> _What the task asks_: Output every line of the data exactly as it appears.

> _Data listing_:
# # # #
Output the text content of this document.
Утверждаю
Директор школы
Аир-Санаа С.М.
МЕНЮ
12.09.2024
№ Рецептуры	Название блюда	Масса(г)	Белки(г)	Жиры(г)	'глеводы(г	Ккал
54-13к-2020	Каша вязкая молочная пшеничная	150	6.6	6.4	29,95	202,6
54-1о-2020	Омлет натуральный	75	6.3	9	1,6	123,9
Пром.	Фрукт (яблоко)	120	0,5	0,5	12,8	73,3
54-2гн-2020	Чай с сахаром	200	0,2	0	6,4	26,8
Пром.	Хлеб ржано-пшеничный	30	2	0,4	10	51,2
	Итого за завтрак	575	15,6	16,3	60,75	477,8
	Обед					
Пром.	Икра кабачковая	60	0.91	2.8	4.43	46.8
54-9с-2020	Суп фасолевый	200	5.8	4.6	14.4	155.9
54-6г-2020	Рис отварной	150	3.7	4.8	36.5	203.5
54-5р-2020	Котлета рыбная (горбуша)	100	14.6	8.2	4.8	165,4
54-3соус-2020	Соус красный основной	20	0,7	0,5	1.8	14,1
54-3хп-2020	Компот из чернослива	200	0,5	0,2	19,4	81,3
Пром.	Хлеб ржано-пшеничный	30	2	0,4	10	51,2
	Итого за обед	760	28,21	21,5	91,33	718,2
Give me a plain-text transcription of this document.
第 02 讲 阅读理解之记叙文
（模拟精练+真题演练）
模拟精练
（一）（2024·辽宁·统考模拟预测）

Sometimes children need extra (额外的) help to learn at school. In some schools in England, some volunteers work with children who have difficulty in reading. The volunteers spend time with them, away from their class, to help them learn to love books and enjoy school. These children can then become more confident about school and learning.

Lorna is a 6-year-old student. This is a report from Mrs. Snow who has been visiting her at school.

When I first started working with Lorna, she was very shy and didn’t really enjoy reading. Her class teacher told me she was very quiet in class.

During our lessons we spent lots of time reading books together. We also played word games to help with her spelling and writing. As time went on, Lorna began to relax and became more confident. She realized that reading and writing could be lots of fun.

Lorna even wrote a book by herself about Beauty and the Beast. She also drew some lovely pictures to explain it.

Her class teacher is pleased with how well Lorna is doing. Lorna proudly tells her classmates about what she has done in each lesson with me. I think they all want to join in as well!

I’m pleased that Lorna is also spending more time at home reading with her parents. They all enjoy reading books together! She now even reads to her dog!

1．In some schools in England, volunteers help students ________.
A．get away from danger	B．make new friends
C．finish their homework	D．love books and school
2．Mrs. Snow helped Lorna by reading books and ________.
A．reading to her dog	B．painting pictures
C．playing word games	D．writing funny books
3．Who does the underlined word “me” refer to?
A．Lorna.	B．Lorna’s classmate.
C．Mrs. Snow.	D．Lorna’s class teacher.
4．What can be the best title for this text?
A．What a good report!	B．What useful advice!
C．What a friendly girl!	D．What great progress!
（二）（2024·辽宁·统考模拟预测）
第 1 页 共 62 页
# # # #
> _Solution to this task_:
Output the text content of this document.
Утверждаю
Директор школы
Аир-Санаа С.М.
МЕНЮ
12.09.2024
№ Рецептуры	Название блюда	Масса(г)	Белки(г)	Жиры(г)	'глеводы(г	Ккал
54-13к-2020	Каша вязкая молочная пшеничная	150	6.6	6.4	29,95	202,6
54-1о-2020	Омлет натуральный	75	6.3	9	1,6	123,9
Пром.	Фрукт (яблоко)	120	0,5	0,5	12,8	73,3
54-2гн-2020	Чай с сахаром	200	0,2	0	6,4	26,8
Пром.	Хлеб ржано-пшеничный	30	2	0,4	10	51,2
	Итого за завтрак	575	15,6	16,3	60,75	477,8
	Обед					
Пром.	Икра кабачковая	60	0.91	2.8	4.43	46.8
54-9с-2020	Суп фасолевый	200	5.8	4.6	14.4	155.9
54-6г-2020	Рис отварной	150	3.7	4.8	36.5	203.5
54-5р-2020	Котлета рыбная (горбуша)	100	14.6	8.2	4.8	165,4
54-3соус-2020	Соус красный основной	20	0,7	0,5	1.8	14,1
54-3хп-2020	Компот из чернослива	200	0,5	0,2	19,4	81,3
Пром.	Хлеб ржано-пшеничный	30	2	0,4	10	51,2
	Итого за обед	760	28,21	21,5	91,33	718,2
Give me a plain-text transcription of this document.
第 02 讲 阅读理解之记叙文
（模拟精练+真题演练）
模拟精练
（一）（2024·辽宁·统考模拟预测）

Sometimes children need extra (额外的) help to learn at school. In some schools in England, some volunteers work with children who have difficulty in reading. The volunteers spend time with them, away from their class, to help them learn to love books and enjoy school. These children can then become more confident about school and learning.

Lorna is a 6-year-old student. This is a report from Mrs. Snow who has been visiting her at school.

When I first started working with Lorna, she was very shy and didn’t really enjoy reading. Her class teacher told me she was very quiet in class.

During our lessons we spent lots of time reading books together. We also played word games to help with her spelling and writing. As time went on, Lorna began to relax and became more confident. She realized that reading and writing could be lots of fun.

Lorna even wrote a book by herself about Beauty and the Beast. She also drew some lovely pictures to explain it.

Her class teacher is pleased with how well Lorna is doing. Lorna proudly tells her classmates about what she has done in each lesson with me. I think they all want to join in as well!

I’m pleased that Lorna is also spending more time at home reading with her parents. They all enjoy reading books together! She now even reads to her dog!

1．In some schools in England, volunteers help students ________.
A．get away from danger	B．make new friends
C．finish their homework	D．love books and school
2．Mrs. Snow helped Lorna by reading books and ________.
A．reading to her dog	B．painting pictures
C．playing word games	D．writing funny books
3．Who does the underlined word “me” refer to?
A．Lorna.	B．Lorna’s classmate.
C．Mrs. Snow.	D．Lorna’s class teacher.
4．What can be the best title for this text?
A．What a good report!	B．What useful advice!
C．What a friendly girl!	D．What great progress!
（二）（2024·辽宁·统考模拟预测）
第 1 页 共 62 页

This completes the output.